*What you need to do*
Each entry below should be reproduced character for character.

*Data supplied*

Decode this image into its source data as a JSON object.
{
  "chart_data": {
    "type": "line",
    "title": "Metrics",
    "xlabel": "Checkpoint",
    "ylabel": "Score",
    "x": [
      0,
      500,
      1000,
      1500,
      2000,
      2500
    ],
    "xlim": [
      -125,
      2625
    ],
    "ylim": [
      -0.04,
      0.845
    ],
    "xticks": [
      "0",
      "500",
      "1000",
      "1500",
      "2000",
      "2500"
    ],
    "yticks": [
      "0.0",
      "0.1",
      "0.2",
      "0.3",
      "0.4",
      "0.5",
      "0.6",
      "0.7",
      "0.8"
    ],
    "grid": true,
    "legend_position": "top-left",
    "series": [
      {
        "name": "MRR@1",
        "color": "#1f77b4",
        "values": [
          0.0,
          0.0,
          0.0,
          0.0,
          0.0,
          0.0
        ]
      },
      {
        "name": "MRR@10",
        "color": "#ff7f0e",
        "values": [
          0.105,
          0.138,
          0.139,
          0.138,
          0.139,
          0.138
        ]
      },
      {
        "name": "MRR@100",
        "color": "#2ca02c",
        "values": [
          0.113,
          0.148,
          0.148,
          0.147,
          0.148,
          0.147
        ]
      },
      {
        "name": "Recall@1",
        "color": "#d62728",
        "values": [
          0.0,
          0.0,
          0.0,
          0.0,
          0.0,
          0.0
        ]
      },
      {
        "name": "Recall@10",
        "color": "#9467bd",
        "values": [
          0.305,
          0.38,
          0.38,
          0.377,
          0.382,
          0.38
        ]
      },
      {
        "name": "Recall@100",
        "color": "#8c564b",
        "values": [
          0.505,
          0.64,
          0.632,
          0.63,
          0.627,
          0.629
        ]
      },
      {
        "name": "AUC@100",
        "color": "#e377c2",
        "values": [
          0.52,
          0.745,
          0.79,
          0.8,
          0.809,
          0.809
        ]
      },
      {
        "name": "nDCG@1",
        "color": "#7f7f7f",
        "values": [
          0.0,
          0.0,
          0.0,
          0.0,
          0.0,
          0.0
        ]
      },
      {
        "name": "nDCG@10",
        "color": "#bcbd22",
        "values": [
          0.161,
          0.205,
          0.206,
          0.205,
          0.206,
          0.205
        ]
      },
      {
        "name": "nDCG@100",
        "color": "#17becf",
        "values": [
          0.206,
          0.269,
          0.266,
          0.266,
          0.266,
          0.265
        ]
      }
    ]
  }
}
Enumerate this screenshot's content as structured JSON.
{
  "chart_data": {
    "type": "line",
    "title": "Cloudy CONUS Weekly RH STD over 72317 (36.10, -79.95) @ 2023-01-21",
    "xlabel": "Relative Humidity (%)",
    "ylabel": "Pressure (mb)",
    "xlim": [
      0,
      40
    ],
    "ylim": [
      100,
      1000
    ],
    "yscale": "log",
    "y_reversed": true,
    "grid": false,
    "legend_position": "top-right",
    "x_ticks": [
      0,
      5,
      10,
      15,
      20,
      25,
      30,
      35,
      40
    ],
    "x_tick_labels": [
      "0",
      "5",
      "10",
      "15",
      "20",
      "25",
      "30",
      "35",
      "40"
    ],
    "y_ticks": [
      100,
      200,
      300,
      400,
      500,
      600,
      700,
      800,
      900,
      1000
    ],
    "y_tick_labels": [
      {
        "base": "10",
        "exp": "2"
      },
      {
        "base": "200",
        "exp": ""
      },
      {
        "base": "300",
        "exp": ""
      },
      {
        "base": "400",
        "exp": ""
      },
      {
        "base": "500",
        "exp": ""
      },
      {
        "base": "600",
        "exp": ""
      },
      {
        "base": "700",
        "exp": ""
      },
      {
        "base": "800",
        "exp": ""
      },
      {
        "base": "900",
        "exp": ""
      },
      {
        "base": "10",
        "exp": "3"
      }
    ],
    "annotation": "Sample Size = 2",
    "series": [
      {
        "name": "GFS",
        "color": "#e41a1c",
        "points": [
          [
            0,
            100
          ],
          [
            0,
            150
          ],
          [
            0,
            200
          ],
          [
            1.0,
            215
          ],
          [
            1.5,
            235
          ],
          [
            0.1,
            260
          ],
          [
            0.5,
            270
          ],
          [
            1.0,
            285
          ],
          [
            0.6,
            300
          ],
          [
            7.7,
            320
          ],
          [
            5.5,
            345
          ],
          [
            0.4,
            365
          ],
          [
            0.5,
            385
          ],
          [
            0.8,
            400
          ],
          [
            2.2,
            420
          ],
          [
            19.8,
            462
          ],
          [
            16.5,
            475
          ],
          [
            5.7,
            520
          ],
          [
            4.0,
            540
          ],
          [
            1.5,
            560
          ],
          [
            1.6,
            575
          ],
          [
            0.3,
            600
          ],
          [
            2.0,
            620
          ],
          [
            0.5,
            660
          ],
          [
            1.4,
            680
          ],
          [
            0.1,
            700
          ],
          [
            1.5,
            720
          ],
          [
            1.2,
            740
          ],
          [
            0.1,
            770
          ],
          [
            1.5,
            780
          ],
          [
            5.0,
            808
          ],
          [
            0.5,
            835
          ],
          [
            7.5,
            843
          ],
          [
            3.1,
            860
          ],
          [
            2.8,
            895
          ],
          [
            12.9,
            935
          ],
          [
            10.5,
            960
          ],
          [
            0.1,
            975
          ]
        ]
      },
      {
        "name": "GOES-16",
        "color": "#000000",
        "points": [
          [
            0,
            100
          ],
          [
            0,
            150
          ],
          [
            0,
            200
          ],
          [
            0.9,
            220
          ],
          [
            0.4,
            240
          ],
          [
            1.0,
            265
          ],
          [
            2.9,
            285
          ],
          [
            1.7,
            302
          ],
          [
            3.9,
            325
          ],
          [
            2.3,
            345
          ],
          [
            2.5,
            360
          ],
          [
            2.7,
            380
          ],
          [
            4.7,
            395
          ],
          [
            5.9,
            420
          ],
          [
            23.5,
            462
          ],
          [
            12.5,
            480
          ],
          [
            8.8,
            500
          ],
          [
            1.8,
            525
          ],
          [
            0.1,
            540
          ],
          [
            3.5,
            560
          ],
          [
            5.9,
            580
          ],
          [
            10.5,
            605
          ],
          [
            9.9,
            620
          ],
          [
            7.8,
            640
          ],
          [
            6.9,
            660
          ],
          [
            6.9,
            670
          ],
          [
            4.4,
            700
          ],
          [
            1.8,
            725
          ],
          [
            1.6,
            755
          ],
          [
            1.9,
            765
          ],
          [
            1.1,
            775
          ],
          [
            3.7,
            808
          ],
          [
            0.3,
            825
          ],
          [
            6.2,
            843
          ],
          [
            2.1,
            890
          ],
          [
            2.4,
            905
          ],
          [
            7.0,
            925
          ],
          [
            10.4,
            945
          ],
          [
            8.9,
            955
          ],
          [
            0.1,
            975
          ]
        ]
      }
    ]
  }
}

*Solved exercise*
Decode this image into its source data as a JSON object.
{
  "chart_data": {
    "type": "line",
    "title": "Metrics",
    "xlabel": "Checkpoint",
    "ylabel": "Score",
    "x": [
      0,
      500,
      1000,
      1500,
      2000,
      2500
    ],
    "xlim": [
      -125,
      2625
    ],
    "ylim": [
      -0.04,
      0.845
    ],
    "xticks": [
      "0",
      "500",
      "1000",
      "1500",
      "2000",
      "2500"
    ],
    "yticks": [
      "0.0",
      "0.1",
      "0.2",
      "0.3",
      "0.4",
      "0.5",
      "0.6",
      "0.7",
      "0.8"
    ],
    "grid": true,
    "legend_position": "top-left",
    "series": [
      {
        "name": "MRR@1",
        "color": "#1f77b4",
        "values": [
          0.0,
          0.0,
          0.0,
          0.0,
          0.0,
          0.0
        ]
      },
      {
        "name": "MRR@10",
        "color": "#ff7f0e",
        "values": [
          0.105,
          0.138,
          0.139,
          0.138,
          0.139,
          0.138
        ]
      },
      {
        "name": "MRR@100",
        "color": "#2ca02c",
        "values": [
          0.113,
          0.148,
          0.148,
          0.147,
          0.148,
          0.147
        ]
      },
      {
        "name": "Recall@1",
        "color": "#d62728",
        "values": [
          0.0,
          0.0,
          0.0,
          0.0,
          0.0,
          0.0
        ]
      },
      {
        "name": "Recall@10",
        "color": "#9467bd",
        "values": [
          0.305,
          0.38,
          0.38,
          0.377,
          0.382,
          0.38
        ]
      },
      {
        "name": "Recall@100",
        "color": "#8c564b",
        "values": [
          0.505,
          0.64,
          0.632,
          0.63,
          0.627,
          0.629
        ]
      },
      {
        "name": "AUC@100",
        "color": "#e377c2",
        "values": [
          0.52,
          0.745,
          0.79,
          0.8,
          0.809,
          0.809
        ]
      },
      {
        "name": "nDCG@1",
        "color": "#7f7f7f",
        "values": [
          0.0,
          0.0,
          0.0,
          0.0,
          0.0,
          0.0
        ]
      },
      {
        "name": "nDCG@10",
        "color": "#bcbd22",
        "values": [
          0.161,
          0.205,
          0.206,
          0.205,
          0.206,
          0.205
        ]
      },
      {
        "name": "nDCG@100",
        "color": "#17becf",
        "values": [
          0.206,
          0.269,
          0.266,
          0.266,
          0.266,
          0.265
        ]
      }
    ]
  }
}
Enumerate this screenshot's content as structured JSON.
{
  "chart_data": {
    "type": "line",
    "title": "Cloudy CONUS Weekly RH STD over 72317 (36.10, -79.95) @ 2023-01-21",
    "xlabel": "Relative Humidity (%)",
    "ylabel": "Pressure (mb)",
    "xlim": [
      0,
      40
    ],
    "ylim": [
      100,
      1000
    ],
    "yscale": "log",
    "y_reversed": true,
    "grid": false,
    "legend_position": "top-right",
    "x_ticks": [
      0,
      5,
      10,
      15,
      20,
      25,
      30,
      35,
      40
    ],
    "x_tick_labels": [
      "0",
      "5",
      "10",
      "15",
      "20",
      "25",
      "30",
      "35",
      "40"
    ],
    "y_ticks": [
      100,
      200,
      300,
      400,
      500,
      600,
      700,
      800,
      900,
      1000
    ],
    "y_tick_labels": [
      {
        "base": "10",
        "exp": "2"
      },
      {
        "base": "200",
        "exp": ""
      },
      {
        "base": "300",
        "exp": ""
      },
      {
        "base": "400",
        "exp": ""
      },
      {
        "base": "500",
        "exp": ""
      },
      {
        "base": "600",
        "exp": ""
      },
      {
        "base": "700",
        "exp": ""
      },
      {
        "base": "800",
        "exp": ""
      },
      {
        "base": "900",
        "exp": ""
      },
      {
        "base": "10",
        "exp": "3"
      }
    ],
    "annotation": "Sample Size = 2",
    "series": [
      {
        "name": "GFS",
        "color": "#e41a1c",
        "points": [
          [
            0,
            100
          ],
          [
            0,
            150
          ],
          [
            0,
            200
          ],
          [
            1.0,
            215
          ],
          [
            1.5,
            235
          ],
          [
            0.1,
            260
          ],
          [
            0.5,
            270
          ],
          [
            1.0,
            285
          ],
          [
            0.6,
            300
          ],
          [
            7.7,
            320
          ],
          [
            5.5,
            345
          ],
          [
            0.4,
            365
          ],
          [
            0.5,
            385
          ],
          [
            0.8,
            400
          ],
          [
            2.2,
            420
          ],
          [
            19.8,
            462
          ],
          [
            16.5,
            475
          ],
          [
            5.7,
            520
          ],
          [
            4.0,
            540
          ],
          [
            1.5,
            560
          ],
          [
            1.6,
            575
          ],
          [
            0.3,
            600
          ],
          [
            2.0,
            620
          ],
          [
            0.5,
            660
          ],
          [
            1.4,
            680
          ],
          [
            0.1,
            700
          ],
          [
            1.5,
            720
          ],
          [
            1.2,
            740
          ],
          [
            0.1,
            770
          ],
          [
            1.5,
            780
          ],
          [
            5.0,
            808
          ],
          [
            0.5,
            835
          ],
          [
            7.5,
            843
          ],
          [
            3.1,
            860
          ],
          [
            2.8,
            895
          ],
          [
            12.9,
            935
          ],
          [
            10.5,
            960
          ],
          [
            0.1,
            975
          ]
        ]
      },
      {
        "name": "GOES-16",
        "color": "#000000",
        "points": [
          [
            0,
            100
          ],
          [
            0,
            150
          ],
          [
            0,
            200
          ],
          [
            0.9,
            220
          ],
          [
            0.4,
            240
          ],
          [
            1.0,
            265
          ],
          [
            2.9,
            285
          ],
          [
            1.7,
            302
          ],
          [
            3.9,
            325
          ],
          [
            2.3,
            345
          ],
          [
            2.5,
            360
          ],
          [
            2.7,
            380
          ],
          [
            4.7,
            395
          ],
          [
            5.9,
            420
          ],
          [
            23.5,
            462
          ],
          [
            12.5,
            480
          ],
          [
            8.8,
            500
          ],
          [
            1.8,
            525
          ],
          [
            0.1,
            540
          ],
          [
            3.5,
            560
          ],
          [
            5.9,
            580
          ],
          [
            10.5,
            605
          ],
          [
            9.9,
            620
          ],
          [
            7.8,
            640
          ],
          [
            6.9,
            660
          ],
          [
            6.9,
            670
          ],
          [
            4.4,
            700
          ],
          [
            1.8,
            725
          ],
          [
            1.6,
            755
          ],
          [
            1.9,
            765
          ],
          [
            1.1,
            775
          ],
          [
            3.7,
            808
          ],
          [
            0.3,
            825
          ],
          [
            6.2,
            843
          ],
          [
            2.1,
            890
          ],
          [
            2.4,
            905
          ],
          [
            7.0,
            925
          ],
          [
            10.4,
            945
          ],
          [
            8.9,
            955
          ],
          [
            0.1,
            975
          ]
        ]
      }
    ]
  }
}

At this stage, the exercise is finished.